§ What you need to do
Copy the data precisely, keeping every character.
— Begin —
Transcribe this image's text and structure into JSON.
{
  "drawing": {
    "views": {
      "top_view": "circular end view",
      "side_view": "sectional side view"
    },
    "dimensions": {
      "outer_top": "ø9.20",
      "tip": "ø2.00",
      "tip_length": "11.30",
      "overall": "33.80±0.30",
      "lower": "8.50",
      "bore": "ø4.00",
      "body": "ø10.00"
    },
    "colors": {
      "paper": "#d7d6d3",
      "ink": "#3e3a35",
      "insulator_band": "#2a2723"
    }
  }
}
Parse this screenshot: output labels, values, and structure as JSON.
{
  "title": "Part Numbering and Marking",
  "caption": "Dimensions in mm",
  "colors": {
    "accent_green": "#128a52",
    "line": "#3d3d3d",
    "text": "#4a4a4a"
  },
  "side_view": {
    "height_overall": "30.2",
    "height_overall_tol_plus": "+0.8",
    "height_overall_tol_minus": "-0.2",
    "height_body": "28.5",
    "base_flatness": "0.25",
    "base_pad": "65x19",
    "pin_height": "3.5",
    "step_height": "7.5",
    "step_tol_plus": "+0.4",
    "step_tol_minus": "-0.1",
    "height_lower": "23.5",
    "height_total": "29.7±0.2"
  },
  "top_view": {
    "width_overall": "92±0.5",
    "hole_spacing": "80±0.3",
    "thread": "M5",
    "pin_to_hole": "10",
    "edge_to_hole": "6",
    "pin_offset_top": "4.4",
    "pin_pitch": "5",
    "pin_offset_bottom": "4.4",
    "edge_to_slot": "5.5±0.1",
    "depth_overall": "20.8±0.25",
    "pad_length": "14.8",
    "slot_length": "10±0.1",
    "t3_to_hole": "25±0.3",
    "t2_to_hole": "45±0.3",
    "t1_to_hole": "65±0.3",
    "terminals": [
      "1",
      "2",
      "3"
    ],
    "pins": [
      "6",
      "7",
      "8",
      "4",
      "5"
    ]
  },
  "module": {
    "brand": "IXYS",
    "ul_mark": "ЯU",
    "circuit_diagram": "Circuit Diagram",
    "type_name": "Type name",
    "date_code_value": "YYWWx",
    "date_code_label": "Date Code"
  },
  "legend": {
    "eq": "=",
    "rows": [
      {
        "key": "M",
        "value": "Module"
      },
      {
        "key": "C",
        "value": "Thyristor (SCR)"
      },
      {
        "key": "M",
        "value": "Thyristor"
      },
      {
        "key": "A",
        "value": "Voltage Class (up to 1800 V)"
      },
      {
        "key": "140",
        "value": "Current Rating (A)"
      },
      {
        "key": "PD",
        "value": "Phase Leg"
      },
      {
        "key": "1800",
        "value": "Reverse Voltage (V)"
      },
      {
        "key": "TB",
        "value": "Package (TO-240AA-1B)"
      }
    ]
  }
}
— End —
§ Worked solution
Transcribe this image's text and structure into JSON.
{
  "drawing": {
    "views": {
      "top_view": "circular end view",
      "side_view": "sectional side view"
    },
    "dimensions": {
      "outer_top": "ø9.20",
      "tip": "ø2.00",
      "tip_length": "11.30",
      "overall": "33.80±0.30",
      "lower": "8.50",
      "bore": "ø4.00",
      "body": "ø10.00"
    },
    "colors": {
      "paper": "#d7d6d3",
      "ink": "#3e3a35",
      "insulator_band": "#2a2723"
    }
  }
}
Parse this screenshot: output labels, values, and structure as JSON.
{
  "title": "Part Numbering and Marking",
  "caption": "Dimensions in mm",
  "colors": {
    "accent_green": "#128a52",
    "line": "#3d3d3d",
    "text": "#4a4a4a"
  },
  "side_view": {
    "height_overall": "30.2",
    "height_overall_tol_plus": "+0.8",
    "height_overall_tol_minus": "-0.2",
    "height_body": "28.5",
    "base_flatness": "0.25",
    "base_pad": "65x19",
    "pin_height": "3.5",
    "step_height": "7.5",
    "step_tol_plus": "+0.4",
    "step_tol_minus": "-0.1",
    "height_lower": "23.5",
    "height_total": "29.7±0.2"
  },
  "top_view": {
    "width_overall": "92±0.5",
    "hole_spacing": "80±0.3",
    "thread": "M5",
    "pin_to_hole": "10",
    "edge_to_hole": "6",
    "pin_offset_top": "4.4",
    "pin_pitch": "5",
    "pin_offset_bottom": "4.4",
    "edge_to_slot": "5.5±0.1",
    "depth_overall": "20.8±0.25",
    "pad_length": "14.8",
    "slot_length": "10±0.1",
    "t3_to_hole": "25±0.3",
    "t2_to_hole": "45±0.3",
    "t1_to_hole": "65±0.3",
    "terminals": [
      "1",
      "2",
      "3"
    ],
    "pins": [
      "6",
      "7",
      "8",
      "4",
      "5"
    ]
  },
  "module": {
    "brand": "IXYS",
    "ul_mark": "ЯU",
    "circuit_diagram": "Circuit Diagram",
    "type_name": "Type name",
    "date_code_value": "YYWWx",
    "date_code_label": "Date Code"
  },
  "legend": {
    "eq": "=",
    "rows": [
      {
        "key": "M",
        "value": "Module"
      },
      {
        "key": "C",
        "value": "Thyristor (SCR)"
      },
      {
        "key": "M",
        "value": "Thyristor"
      },
      {
        "key": "A",
        "value": "Voltage Class (up to 1800 V)"
      },
      {
        "key": "140",
        "value": "Current Rating (A)"
      },
      {
        "key": "PD",
        "value": "Phase Leg"
      },
      {
        "key": "1800",
        "value": "Reverse Voltage (V)"
      },
      {
        "key": "TB",
        "value": "Package (TO-240AA-1B)"
      }
    ]
  }
}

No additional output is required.